━━ STORED DATA ━━

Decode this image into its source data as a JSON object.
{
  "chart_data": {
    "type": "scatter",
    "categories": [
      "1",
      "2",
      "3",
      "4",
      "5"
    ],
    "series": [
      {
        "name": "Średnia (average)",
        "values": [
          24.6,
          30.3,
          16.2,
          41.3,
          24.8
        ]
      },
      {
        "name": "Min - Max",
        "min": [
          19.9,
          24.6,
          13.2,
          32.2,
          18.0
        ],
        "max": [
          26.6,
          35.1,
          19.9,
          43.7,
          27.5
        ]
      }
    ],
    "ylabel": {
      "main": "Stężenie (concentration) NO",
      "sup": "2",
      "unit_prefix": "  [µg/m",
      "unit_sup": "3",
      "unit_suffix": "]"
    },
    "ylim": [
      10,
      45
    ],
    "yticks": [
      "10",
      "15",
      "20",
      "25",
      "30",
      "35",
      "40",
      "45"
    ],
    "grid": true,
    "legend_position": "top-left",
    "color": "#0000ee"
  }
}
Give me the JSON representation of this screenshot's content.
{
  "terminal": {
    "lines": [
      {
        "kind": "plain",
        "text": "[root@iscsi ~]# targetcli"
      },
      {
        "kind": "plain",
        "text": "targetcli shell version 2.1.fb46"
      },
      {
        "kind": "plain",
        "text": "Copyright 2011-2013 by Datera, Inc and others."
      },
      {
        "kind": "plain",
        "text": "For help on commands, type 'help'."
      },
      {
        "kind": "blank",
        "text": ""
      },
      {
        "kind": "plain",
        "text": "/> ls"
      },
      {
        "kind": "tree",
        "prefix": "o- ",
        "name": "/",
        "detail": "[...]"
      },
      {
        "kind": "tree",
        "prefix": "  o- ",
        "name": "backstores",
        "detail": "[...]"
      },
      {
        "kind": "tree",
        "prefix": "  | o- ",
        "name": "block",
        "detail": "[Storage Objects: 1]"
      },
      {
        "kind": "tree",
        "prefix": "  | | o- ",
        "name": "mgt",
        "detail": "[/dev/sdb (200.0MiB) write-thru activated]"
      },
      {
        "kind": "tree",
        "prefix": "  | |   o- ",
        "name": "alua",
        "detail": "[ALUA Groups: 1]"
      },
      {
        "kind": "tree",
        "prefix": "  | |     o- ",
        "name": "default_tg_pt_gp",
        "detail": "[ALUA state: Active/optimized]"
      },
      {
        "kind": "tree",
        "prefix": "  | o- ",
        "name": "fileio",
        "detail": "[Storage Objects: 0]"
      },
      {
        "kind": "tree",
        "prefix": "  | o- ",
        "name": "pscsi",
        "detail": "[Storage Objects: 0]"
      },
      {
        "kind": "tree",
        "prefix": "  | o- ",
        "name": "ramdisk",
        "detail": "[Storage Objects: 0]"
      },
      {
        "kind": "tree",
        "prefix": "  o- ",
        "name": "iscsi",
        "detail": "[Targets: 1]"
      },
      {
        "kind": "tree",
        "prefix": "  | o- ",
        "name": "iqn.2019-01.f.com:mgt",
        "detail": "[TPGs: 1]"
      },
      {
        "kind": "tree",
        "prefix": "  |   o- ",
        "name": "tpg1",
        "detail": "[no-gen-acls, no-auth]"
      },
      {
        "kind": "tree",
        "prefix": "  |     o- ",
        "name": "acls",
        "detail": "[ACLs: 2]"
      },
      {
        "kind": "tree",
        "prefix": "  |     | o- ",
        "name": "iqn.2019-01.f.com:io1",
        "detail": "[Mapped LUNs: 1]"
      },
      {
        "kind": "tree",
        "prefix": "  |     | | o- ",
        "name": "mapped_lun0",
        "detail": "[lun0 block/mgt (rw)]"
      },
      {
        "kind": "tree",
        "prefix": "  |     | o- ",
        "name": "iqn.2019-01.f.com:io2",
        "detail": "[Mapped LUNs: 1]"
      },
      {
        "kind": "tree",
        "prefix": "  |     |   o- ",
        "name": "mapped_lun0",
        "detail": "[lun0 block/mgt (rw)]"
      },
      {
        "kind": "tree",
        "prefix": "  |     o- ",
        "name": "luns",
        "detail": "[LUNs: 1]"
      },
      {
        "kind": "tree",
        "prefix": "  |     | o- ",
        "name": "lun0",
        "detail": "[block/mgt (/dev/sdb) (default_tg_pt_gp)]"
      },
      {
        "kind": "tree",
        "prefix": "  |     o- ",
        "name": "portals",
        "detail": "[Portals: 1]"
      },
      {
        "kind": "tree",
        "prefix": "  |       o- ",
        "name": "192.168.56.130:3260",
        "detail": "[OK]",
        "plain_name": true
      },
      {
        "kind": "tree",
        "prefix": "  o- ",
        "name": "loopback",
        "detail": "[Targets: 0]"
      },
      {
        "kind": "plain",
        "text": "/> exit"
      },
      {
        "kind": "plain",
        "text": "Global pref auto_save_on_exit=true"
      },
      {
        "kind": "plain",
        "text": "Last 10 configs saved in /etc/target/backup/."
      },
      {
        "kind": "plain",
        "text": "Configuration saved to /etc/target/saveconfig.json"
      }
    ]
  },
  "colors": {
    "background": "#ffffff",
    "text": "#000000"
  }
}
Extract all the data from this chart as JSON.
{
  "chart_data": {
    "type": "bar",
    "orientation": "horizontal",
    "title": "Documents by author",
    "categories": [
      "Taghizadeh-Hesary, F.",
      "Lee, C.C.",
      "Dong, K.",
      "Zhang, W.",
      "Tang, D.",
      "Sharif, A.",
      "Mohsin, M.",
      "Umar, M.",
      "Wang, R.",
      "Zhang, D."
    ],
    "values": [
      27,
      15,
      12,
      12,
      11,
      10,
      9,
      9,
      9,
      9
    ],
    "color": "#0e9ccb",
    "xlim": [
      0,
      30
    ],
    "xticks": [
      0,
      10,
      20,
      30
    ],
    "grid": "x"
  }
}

━━━

§ **GOAL**
Take the line that contains "Extract all the data from this chart as JSON." and each line after it down to the last of the records, and retype them exactly; add nothing else.

§ **THE OUTPUT**
Extract all the data from this chart as JSON.
{
  "chart_data": {
    "type": "bar",
    "orientation": "horizontal",
    "title": "Documents by author",
    "categories": [
      "Taghizadeh-Hesary, F.",
      "Lee, C.C.",
      "Dong, K.",
      "Zhang, W.",
      "Tang, D.",
      "Sharif, A.",
      "Mohsin, M.",
      "Umar, M.",
      "Wang, R.",
      "Zhang, D."
    ],
    "values": [
      27,
      15,
      12,
      12,
      11,
      10,
      9,
      9,
      9,
      9
    ],
    "color": "#0e9ccb",
    "xlim": [
      0,
      30
    ],
    "xticks": [
      0,
      10,
      20,
      30
    ],
    "grid": "x"
  }
}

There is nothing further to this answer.